EXERCISE AIM: Locate and copy each line in the data that contains the word "false".
── INPUT ROWS ──
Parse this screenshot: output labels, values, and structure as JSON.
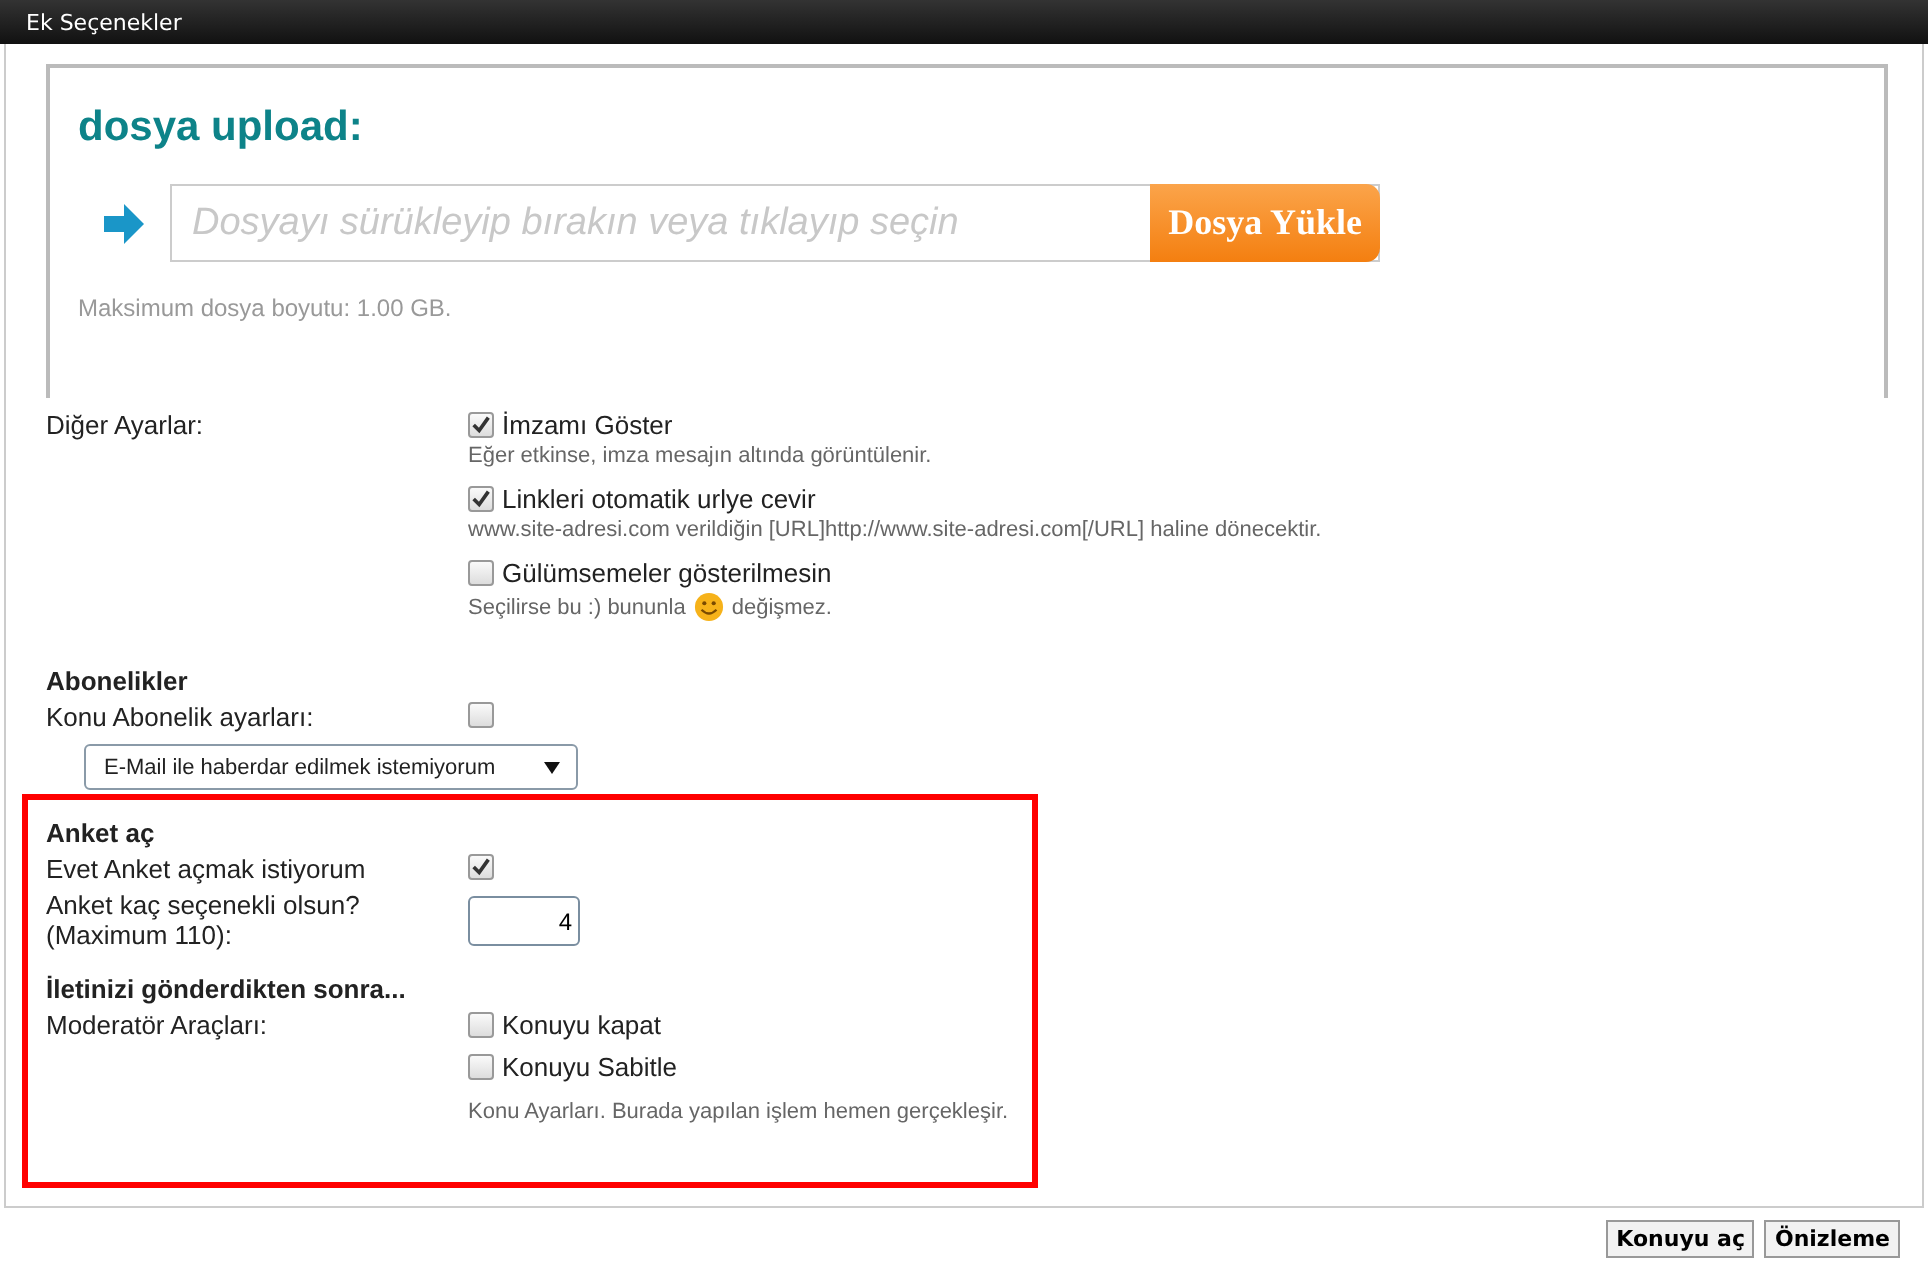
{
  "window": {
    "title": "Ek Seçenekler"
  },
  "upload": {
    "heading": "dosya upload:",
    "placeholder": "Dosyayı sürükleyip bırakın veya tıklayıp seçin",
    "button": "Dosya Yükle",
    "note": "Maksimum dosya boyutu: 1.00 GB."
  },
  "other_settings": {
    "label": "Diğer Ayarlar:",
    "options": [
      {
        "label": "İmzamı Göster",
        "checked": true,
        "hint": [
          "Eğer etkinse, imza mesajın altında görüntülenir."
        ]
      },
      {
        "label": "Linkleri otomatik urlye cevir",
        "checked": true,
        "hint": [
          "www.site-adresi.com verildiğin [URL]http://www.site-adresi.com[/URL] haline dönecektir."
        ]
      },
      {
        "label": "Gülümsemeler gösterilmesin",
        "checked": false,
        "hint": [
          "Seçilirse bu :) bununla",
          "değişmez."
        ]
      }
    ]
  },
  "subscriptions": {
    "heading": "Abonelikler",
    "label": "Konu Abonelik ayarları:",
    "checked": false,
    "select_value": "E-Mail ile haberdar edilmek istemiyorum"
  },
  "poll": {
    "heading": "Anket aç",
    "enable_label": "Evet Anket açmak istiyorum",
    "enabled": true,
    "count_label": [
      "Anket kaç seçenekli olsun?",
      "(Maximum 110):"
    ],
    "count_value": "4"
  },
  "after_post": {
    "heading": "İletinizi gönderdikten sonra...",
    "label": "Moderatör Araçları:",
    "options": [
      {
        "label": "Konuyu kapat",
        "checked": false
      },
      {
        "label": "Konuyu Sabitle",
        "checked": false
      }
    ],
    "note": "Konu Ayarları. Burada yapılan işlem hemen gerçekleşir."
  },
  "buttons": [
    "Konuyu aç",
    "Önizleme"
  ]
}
───
RESULT OF THIS EXERCISE:
        "checked": false,
    "checked": false,
        "checked": false
        "checked": false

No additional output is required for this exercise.